» DIRECTIVE: Return only the number of lines in the entries below that hold the word "base".

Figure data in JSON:
════════

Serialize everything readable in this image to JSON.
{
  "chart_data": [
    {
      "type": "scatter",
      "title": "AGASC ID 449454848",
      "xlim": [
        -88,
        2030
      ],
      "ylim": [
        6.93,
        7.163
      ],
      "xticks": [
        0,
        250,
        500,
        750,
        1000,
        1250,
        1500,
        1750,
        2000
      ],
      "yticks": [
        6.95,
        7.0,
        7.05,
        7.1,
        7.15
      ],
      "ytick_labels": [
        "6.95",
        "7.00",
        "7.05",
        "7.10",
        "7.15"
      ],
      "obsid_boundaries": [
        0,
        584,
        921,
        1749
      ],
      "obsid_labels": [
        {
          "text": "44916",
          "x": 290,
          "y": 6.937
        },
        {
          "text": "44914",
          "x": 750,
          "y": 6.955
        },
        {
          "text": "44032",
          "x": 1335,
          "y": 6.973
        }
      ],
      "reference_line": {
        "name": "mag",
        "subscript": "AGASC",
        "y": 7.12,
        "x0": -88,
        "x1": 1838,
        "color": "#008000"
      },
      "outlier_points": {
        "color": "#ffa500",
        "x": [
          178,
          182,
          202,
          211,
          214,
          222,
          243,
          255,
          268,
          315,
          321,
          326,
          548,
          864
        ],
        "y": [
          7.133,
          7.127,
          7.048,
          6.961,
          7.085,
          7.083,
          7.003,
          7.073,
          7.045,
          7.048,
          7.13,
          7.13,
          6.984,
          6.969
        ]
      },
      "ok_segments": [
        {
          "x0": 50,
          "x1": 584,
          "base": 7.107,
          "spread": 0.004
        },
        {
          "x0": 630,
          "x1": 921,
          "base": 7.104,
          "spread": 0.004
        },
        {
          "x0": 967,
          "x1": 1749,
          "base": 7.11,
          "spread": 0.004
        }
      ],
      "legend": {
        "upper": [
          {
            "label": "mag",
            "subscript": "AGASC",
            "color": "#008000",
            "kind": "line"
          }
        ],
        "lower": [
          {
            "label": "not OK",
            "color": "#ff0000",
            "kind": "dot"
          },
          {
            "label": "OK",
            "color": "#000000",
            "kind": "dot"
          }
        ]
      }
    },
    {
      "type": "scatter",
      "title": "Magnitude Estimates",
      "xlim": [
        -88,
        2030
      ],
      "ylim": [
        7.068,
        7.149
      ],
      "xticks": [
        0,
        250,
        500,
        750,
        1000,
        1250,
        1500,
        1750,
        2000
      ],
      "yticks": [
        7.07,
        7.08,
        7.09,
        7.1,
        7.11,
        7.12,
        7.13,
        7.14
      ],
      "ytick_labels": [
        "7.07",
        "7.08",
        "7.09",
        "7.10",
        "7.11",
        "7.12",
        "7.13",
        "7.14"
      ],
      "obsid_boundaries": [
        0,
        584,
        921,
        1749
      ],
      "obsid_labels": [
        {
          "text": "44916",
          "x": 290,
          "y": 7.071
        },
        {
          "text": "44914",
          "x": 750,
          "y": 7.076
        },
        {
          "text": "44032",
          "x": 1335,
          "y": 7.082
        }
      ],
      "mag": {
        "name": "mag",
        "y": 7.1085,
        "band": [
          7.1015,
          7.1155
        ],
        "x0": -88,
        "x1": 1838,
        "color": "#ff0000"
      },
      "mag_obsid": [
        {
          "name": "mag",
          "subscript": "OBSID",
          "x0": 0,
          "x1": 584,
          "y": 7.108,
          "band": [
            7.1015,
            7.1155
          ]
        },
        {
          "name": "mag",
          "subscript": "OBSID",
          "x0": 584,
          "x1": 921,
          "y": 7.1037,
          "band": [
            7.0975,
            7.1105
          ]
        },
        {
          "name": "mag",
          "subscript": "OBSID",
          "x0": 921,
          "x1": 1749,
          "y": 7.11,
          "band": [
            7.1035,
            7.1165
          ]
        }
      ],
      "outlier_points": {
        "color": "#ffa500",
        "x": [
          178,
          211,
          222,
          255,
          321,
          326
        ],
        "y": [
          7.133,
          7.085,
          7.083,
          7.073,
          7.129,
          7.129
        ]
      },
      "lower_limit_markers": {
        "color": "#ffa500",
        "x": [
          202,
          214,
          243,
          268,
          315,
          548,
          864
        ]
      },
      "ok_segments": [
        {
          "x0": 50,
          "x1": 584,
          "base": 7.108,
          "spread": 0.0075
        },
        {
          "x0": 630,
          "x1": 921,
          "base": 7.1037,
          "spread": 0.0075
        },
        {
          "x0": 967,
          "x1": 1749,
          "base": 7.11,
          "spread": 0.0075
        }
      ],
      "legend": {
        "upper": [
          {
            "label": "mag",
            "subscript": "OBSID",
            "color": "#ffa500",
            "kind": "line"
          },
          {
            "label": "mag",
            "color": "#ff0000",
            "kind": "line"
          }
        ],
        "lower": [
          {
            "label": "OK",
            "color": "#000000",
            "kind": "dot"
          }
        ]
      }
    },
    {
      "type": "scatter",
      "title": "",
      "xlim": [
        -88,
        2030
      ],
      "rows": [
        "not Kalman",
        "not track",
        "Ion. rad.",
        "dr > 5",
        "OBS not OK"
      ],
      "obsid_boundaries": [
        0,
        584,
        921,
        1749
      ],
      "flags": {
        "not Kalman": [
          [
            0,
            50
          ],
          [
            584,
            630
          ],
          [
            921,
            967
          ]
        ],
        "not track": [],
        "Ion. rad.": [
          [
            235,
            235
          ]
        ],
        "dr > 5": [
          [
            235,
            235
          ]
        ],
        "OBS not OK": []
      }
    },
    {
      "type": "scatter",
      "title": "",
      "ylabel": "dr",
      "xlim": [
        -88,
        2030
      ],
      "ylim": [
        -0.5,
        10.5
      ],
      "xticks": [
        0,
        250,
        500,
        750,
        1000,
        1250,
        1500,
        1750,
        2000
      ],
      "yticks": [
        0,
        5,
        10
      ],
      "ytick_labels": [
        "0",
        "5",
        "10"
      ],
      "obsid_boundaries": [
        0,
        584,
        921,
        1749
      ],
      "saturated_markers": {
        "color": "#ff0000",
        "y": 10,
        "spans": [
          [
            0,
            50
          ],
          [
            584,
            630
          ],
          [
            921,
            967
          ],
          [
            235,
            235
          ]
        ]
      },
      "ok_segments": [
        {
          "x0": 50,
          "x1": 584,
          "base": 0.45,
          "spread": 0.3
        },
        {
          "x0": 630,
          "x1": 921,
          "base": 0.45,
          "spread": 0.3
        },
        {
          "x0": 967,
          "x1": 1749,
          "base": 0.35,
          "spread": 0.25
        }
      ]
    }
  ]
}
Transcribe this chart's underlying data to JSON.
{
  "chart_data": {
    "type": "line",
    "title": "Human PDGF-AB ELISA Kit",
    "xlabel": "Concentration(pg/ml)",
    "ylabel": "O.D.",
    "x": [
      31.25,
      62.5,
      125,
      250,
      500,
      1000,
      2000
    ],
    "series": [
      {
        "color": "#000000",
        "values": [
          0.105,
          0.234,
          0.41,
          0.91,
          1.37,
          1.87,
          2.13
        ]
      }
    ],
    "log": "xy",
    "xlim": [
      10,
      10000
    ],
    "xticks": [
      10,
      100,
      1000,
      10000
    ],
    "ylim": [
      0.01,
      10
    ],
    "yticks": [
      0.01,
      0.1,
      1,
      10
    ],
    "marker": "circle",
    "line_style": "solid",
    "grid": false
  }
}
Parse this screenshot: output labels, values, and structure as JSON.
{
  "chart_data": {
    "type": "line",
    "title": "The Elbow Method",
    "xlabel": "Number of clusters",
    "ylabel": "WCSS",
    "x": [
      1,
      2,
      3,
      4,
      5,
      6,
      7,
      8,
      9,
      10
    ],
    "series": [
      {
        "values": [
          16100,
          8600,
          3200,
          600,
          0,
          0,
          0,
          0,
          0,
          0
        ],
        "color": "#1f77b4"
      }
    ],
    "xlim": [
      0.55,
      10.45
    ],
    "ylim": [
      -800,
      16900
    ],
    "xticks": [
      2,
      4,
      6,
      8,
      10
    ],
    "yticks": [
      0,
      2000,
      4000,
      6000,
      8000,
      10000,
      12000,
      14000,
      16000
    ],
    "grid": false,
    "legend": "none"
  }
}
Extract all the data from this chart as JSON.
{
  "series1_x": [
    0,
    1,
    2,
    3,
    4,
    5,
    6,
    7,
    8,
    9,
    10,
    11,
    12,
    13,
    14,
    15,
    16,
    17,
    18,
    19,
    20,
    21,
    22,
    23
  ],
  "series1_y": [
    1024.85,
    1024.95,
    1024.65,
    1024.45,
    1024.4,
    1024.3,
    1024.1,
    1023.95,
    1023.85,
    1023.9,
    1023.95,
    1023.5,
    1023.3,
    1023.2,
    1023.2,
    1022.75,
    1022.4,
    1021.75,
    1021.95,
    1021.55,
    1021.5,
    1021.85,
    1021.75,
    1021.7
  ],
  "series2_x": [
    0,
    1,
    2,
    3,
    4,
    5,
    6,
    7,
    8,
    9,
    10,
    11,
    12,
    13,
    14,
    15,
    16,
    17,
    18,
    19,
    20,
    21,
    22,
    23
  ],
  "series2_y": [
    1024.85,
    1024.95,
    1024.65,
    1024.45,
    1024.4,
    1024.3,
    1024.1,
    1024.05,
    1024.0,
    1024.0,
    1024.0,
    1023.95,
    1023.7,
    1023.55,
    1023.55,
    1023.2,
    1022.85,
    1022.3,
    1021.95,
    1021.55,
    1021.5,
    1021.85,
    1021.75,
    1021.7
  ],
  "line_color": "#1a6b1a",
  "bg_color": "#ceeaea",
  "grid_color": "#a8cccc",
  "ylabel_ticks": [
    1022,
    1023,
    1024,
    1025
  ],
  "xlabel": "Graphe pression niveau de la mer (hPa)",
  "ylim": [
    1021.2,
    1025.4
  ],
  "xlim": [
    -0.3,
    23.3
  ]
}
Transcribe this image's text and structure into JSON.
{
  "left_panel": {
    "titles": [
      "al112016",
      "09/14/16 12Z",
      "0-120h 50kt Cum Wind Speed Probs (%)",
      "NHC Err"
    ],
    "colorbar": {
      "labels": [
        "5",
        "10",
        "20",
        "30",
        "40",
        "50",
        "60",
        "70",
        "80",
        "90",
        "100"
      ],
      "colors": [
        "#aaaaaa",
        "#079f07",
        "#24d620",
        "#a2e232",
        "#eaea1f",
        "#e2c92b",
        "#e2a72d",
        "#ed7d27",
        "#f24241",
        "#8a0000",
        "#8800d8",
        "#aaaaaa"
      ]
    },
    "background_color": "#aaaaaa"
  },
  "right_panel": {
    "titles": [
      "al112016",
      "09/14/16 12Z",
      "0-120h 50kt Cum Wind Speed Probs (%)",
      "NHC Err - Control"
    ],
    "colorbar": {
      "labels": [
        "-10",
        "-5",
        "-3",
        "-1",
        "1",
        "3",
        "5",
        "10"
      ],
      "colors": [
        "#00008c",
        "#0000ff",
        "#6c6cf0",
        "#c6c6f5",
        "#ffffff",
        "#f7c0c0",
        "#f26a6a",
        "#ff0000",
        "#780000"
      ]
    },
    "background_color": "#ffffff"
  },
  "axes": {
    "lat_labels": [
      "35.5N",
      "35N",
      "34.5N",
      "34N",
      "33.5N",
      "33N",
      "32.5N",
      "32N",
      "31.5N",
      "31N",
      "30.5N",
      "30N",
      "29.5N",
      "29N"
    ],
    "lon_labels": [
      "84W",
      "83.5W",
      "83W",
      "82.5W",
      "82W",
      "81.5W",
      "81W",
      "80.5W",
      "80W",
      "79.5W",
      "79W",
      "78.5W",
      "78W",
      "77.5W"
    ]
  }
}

════════

» SOLUTION: 9